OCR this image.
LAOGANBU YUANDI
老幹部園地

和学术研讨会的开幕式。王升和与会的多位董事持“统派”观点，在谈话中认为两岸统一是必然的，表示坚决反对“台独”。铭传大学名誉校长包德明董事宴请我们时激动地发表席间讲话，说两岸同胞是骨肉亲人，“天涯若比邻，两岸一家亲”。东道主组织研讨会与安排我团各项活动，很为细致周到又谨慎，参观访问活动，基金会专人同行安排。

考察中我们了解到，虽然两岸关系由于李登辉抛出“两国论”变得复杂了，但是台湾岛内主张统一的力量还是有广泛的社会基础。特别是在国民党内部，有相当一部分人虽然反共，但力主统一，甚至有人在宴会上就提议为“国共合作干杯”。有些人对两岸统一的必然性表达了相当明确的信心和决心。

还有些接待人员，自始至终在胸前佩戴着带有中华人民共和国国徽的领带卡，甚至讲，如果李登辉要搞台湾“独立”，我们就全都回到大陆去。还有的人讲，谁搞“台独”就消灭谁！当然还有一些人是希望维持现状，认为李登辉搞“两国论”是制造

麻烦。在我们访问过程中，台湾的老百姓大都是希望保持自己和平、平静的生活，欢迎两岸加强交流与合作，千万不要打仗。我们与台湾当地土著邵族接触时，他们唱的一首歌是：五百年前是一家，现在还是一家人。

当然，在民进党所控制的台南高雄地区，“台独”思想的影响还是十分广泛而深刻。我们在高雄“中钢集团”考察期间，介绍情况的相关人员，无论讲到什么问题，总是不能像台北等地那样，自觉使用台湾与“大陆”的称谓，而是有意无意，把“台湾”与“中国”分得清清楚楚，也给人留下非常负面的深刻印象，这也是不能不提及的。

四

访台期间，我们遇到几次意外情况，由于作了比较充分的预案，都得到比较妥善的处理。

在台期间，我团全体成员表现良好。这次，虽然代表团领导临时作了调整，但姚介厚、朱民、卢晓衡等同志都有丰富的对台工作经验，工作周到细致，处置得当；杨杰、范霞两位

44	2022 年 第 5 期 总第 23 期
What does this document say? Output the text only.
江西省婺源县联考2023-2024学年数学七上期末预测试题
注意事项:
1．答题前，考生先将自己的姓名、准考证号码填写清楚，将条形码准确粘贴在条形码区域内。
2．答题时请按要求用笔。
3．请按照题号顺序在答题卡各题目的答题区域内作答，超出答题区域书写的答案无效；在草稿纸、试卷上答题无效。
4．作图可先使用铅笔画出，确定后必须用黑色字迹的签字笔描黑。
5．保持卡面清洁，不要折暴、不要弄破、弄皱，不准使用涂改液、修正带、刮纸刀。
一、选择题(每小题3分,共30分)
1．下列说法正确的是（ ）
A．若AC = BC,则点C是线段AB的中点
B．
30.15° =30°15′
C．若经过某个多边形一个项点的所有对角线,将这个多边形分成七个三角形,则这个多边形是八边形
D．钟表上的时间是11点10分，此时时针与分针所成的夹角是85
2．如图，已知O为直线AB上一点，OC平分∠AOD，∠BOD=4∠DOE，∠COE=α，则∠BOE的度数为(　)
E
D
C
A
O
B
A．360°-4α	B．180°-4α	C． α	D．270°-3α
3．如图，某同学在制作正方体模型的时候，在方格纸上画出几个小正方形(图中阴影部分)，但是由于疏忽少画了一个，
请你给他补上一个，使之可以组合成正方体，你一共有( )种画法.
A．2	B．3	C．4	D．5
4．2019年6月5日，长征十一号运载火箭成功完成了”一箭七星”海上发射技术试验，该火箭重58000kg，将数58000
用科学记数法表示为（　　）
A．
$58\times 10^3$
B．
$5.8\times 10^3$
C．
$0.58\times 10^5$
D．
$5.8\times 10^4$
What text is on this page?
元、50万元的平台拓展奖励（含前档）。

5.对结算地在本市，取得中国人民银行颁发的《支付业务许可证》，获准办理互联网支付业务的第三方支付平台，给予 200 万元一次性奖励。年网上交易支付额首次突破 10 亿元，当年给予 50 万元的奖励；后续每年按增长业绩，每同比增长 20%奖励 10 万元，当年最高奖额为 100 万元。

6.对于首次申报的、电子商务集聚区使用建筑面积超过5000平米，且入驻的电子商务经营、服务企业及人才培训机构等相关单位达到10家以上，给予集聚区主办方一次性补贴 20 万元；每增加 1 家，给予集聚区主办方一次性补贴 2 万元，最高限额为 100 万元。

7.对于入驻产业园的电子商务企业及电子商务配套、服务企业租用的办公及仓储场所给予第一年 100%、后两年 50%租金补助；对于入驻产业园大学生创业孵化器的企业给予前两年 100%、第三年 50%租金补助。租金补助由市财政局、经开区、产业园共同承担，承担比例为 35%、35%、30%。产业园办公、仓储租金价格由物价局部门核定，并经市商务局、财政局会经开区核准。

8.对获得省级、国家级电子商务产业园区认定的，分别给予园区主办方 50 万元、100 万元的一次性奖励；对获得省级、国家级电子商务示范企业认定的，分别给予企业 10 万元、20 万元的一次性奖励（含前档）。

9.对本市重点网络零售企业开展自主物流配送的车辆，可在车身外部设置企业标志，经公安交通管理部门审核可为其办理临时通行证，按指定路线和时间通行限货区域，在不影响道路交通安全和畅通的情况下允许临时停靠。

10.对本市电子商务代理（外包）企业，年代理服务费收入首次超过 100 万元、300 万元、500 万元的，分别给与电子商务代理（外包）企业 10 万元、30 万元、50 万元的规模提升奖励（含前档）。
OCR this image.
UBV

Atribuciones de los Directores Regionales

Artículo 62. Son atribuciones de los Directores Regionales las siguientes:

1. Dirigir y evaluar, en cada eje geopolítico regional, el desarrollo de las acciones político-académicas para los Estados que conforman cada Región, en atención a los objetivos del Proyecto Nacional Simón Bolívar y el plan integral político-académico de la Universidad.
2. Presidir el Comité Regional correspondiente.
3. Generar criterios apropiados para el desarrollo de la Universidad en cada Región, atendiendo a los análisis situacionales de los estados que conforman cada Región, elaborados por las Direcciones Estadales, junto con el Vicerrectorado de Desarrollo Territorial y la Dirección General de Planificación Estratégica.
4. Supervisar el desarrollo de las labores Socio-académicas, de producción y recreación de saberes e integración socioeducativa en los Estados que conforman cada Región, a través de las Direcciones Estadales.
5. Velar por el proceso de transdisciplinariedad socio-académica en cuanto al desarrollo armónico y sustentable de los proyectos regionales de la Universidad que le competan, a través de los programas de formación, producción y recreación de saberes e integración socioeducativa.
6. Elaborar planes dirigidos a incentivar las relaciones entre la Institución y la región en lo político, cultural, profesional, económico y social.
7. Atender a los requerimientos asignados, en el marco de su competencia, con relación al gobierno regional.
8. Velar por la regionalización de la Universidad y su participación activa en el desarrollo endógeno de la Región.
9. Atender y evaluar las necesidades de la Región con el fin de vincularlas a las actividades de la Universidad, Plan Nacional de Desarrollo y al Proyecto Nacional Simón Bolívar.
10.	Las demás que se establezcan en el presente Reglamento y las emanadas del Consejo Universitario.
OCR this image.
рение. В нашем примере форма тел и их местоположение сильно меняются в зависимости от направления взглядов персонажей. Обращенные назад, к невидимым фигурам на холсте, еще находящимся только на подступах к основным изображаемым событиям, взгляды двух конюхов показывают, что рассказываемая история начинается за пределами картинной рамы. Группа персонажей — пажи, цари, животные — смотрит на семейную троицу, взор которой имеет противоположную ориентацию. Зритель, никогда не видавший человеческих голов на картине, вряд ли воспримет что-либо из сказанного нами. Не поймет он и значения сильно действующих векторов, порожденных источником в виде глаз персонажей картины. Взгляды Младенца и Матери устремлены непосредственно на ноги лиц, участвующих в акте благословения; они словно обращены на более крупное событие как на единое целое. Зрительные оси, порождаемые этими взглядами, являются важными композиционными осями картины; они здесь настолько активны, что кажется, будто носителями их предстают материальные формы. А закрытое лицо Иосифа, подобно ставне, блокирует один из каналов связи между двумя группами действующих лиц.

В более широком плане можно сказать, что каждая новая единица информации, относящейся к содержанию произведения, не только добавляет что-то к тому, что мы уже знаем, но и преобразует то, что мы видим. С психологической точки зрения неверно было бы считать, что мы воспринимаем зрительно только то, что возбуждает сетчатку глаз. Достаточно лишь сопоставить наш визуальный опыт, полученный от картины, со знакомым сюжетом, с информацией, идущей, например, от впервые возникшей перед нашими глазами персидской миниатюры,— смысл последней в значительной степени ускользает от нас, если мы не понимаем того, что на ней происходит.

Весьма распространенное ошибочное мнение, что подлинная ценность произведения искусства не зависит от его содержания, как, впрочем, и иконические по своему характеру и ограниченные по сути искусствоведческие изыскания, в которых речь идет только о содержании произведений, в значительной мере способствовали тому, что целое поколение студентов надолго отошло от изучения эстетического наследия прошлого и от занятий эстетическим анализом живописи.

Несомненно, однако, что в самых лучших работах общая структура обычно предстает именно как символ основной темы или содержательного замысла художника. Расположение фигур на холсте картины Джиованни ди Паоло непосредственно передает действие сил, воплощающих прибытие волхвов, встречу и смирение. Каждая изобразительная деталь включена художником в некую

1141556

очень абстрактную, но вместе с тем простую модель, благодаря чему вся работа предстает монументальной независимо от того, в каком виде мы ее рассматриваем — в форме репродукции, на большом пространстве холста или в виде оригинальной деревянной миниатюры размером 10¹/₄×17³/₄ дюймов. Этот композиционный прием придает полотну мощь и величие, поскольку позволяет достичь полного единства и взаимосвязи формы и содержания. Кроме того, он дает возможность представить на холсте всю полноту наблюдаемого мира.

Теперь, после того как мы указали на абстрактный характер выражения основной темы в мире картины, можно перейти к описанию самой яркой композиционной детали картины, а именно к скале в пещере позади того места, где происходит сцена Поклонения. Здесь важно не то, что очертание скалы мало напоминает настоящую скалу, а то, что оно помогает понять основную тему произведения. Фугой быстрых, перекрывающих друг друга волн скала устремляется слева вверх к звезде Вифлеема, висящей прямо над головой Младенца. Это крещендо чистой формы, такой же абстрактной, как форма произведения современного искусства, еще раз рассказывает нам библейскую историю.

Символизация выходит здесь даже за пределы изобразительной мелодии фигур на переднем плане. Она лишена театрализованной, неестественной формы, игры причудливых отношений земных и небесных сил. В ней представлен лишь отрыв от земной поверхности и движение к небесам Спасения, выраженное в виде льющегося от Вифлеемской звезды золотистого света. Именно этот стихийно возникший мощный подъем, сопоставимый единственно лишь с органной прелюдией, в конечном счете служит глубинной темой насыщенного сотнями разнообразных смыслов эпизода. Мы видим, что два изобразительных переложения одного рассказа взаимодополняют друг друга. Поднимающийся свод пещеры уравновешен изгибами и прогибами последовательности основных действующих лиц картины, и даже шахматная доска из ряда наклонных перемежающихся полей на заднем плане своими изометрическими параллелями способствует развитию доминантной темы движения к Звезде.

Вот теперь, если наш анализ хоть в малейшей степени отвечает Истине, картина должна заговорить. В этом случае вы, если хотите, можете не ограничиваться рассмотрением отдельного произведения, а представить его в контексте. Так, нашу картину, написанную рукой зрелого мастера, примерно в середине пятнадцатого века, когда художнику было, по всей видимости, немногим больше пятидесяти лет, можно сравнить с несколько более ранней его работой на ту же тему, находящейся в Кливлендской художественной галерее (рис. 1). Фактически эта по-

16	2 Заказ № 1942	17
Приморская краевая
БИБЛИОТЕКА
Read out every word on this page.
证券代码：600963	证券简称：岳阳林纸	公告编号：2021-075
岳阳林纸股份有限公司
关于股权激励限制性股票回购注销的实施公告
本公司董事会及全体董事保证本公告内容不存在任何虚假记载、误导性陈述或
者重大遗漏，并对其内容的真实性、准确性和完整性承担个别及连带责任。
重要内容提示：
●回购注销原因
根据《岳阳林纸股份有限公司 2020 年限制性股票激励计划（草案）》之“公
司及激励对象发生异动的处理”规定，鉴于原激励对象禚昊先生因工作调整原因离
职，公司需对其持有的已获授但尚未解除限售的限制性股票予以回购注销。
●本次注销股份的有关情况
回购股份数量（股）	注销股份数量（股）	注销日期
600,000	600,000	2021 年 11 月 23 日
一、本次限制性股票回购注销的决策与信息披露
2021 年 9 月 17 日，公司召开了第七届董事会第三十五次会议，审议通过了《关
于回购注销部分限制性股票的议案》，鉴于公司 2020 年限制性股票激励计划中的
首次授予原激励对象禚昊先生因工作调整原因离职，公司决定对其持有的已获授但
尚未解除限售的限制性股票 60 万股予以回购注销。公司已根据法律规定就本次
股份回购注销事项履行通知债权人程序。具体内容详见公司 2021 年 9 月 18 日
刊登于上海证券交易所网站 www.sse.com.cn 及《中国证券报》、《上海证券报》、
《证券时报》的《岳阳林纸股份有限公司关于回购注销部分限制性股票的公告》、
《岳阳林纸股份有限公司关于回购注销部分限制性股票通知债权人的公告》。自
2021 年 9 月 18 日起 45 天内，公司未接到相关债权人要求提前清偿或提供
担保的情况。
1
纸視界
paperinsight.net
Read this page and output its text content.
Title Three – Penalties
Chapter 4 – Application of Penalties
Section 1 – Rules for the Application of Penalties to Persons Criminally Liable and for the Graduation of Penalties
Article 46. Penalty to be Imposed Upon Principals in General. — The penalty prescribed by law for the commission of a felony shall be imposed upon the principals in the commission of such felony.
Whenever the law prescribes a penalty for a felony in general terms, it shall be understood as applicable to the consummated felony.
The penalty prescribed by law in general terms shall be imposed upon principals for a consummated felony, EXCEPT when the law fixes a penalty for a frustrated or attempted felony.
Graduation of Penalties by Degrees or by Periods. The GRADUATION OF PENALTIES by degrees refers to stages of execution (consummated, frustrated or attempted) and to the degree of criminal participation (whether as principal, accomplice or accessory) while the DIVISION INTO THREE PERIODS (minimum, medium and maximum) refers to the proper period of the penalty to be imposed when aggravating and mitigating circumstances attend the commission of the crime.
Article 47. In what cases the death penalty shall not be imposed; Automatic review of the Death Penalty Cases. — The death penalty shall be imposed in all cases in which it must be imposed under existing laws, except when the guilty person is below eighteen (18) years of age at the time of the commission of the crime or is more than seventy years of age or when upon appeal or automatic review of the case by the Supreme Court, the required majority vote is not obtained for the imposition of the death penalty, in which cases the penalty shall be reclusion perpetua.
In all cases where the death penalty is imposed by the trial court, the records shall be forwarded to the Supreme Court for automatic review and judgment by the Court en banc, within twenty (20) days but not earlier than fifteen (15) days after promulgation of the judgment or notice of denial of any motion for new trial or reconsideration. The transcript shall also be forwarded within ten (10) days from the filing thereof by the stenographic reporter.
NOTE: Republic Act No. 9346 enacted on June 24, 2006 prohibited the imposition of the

■ ■ ■ ■ ■ ■ ■

What to work on >> Find and copy every line in the entries above where the string "Penalties" occurs.

Task solution >>
Title Three – Penalties
Chapter 4 – Application of Penalties
Section 1 – Rules for the Application of Penalties to Persons Criminally Liable and for the Graduation of Penalties
Graduation of Penalties by Degrees or by Periods. The GRADUATION OF PENALTIES by degrees refers to stages of execution (consummated, frustrated or attempted) and to the degree of criminal participation (whether as principal, accomplice or accessory) while the DIVISION INTO THREE PERIODS (minimum, medium and maximum) refers to the proper period of the penalty to be imposed when aggravating and mitigating circumstances attend the commission of the crime.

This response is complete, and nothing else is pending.